> _Instruction_:
Which lines contain the string "xlabel"? Please list every one of them.

> _Records shown_:
+ + + + +
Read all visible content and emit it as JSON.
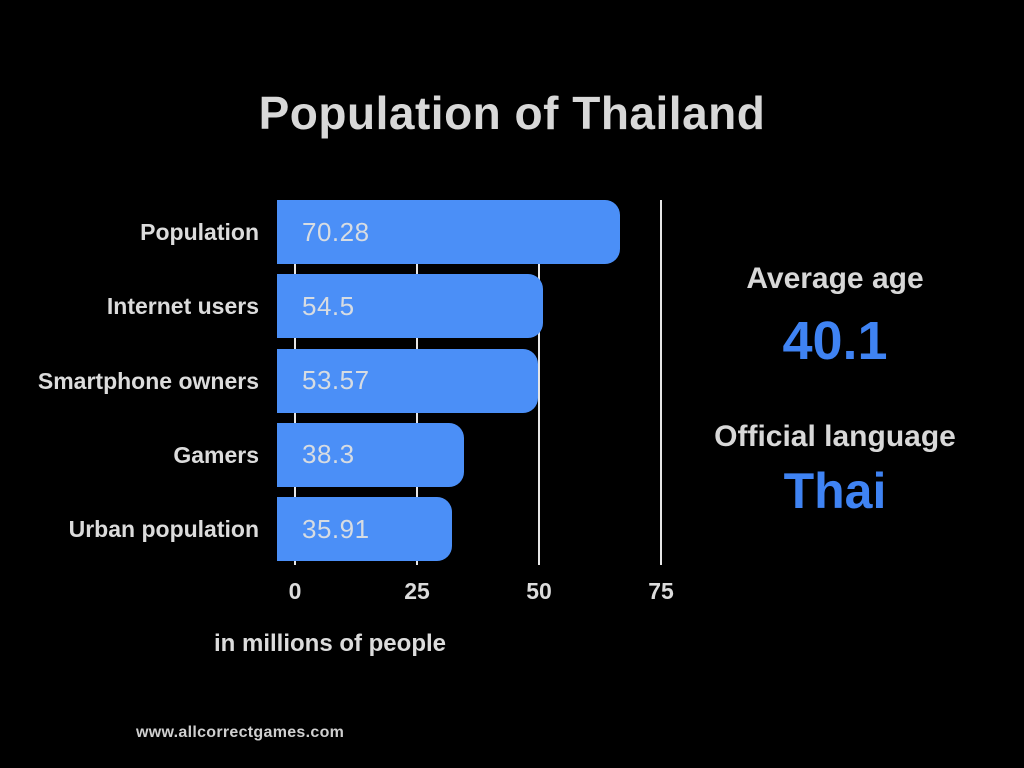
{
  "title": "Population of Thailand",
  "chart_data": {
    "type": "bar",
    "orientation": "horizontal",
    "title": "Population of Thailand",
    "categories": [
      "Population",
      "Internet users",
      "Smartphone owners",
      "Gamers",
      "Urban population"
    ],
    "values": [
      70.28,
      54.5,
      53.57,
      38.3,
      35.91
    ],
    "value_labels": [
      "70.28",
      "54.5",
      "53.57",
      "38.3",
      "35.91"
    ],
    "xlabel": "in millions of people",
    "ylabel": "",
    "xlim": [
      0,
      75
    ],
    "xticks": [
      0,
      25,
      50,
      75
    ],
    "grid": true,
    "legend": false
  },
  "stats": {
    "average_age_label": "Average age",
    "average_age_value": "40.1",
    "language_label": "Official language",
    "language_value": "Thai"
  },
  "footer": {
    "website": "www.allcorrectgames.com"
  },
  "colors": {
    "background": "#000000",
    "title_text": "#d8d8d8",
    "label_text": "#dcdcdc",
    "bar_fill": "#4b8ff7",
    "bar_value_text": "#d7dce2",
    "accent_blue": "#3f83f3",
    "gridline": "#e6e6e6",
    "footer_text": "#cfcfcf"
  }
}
+ + + + +
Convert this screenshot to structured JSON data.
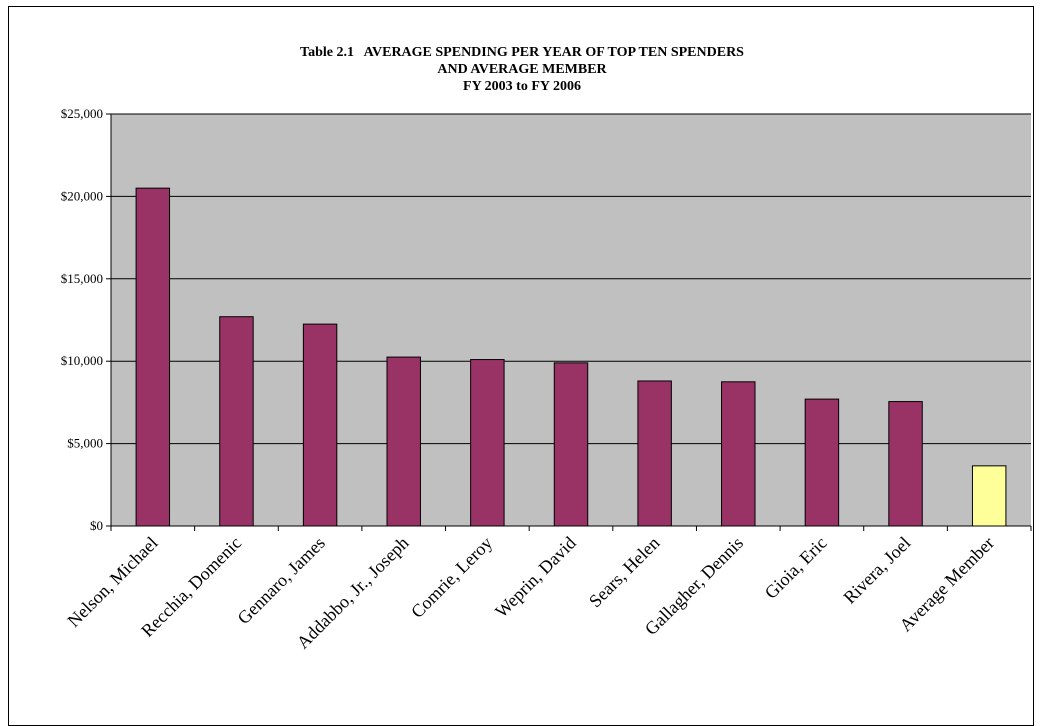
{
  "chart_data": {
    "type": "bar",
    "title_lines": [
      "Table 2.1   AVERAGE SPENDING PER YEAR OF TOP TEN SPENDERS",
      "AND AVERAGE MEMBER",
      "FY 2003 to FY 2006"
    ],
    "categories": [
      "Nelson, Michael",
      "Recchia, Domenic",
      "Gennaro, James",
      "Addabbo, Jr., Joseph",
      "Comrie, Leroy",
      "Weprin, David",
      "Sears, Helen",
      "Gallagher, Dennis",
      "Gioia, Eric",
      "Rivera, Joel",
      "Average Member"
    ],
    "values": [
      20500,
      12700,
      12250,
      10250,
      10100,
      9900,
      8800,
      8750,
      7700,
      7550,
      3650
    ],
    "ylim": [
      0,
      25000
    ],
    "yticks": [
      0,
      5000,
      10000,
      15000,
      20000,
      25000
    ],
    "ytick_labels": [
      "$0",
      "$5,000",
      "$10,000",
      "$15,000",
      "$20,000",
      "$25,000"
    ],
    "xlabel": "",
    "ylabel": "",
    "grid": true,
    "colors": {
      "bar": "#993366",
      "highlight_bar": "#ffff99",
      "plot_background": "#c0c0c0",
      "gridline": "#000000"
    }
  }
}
+ + + + +
> _Problem solution_:
    "xlabel": "in millions of people",
    "xlabel": "",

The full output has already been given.